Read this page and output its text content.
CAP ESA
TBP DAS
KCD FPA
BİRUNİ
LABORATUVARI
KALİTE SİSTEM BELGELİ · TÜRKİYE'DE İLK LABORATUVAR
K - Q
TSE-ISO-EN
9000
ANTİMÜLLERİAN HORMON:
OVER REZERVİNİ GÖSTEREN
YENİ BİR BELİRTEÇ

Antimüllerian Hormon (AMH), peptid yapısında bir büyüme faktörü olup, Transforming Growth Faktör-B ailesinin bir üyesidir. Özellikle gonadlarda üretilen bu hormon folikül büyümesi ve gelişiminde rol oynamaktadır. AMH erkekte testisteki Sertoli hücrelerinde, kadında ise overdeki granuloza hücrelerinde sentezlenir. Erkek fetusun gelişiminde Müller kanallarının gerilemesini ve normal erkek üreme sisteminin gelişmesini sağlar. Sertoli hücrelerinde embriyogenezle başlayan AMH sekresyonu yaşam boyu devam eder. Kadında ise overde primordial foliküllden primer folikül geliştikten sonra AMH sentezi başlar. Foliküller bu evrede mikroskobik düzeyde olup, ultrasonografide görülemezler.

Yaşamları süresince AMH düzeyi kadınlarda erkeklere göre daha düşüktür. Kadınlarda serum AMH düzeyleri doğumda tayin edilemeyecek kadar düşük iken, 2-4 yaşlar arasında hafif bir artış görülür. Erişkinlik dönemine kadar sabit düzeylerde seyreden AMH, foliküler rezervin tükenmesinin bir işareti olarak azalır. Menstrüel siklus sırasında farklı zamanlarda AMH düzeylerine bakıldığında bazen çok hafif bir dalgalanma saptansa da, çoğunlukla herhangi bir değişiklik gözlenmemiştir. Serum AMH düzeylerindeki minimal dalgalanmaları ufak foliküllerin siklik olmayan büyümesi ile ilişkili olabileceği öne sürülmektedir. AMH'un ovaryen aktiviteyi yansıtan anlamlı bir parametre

SET PROBLEM:
All of the data must be returned exactly.

REPLY TO THE EXERCISE:
Read this page and output its text content.
CAP ESA
TBP DAS
KCD FPA
BİRUNİ
LABORATUVARI
KALİTE SİSTEM BELGELİ · TÜRKİYE'DE İLK LABORATUVAR
K - Q
TSE-ISO-EN
9000
ANTİMÜLLERİAN HORMON:
OVER REZERVİNİ GÖSTEREN
YENİ BİR BELİRTEÇ

Antimüllerian Hormon (AMH), peptid yapısında bir büyüme faktörü olup, Transforming Growth Faktör-B ailesinin bir üyesidir. Özellikle gonadlarda üretilen bu hormon folikül büyümesi ve gelişiminde rol oynamaktadır. AMH erkekte testisteki Sertoli hücrelerinde, kadında ise overdeki granuloza hücrelerinde sentezlenir. Erkek fetusun gelişiminde Müller kanallarının gerilemesini ve normal erkek üreme sisteminin gelişmesini sağlar. Sertoli hücrelerinde embriyogenezle başlayan AMH sekresyonu yaşam boyu devam eder. Kadında ise overde primordial foliküllden primer folikül geliştikten sonra AMH sentezi başlar. Foliküller bu evrede mikroskobik düzeyde olup, ultrasonografide görülemezler.

Yaşamları süresince AMH düzeyi kadınlarda erkeklere göre daha düşüktür. Kadınlarda serum AMH düzeyleri doğumda tayin edilemeyecek kadar düşük iken, 2-4 yaşlar arasında hafif bir artış görülür. Erişkinlik dönemine kadar sabit düzeylerde seyreden AMH, foliküler rezervin tükenmesinin bir işareti olarak azalır. Menstrüel siklus sırasında farklı zamanlarda AMH düzeylerine bakıldığında bazen çok hafif bir dalgalanma saptansa da, çoğunlukla herhangi bir değişiklik gözlenmemiştir. Serum AMH düzeylerindeki minimal dalgalanmaları ufak foliküllerin siklik olmayan büyümesi ile ilişkili olabileceği öne sürülmektedir. AMH'un ovaryen aktiviteyi yansıtan anlamlı bir parametre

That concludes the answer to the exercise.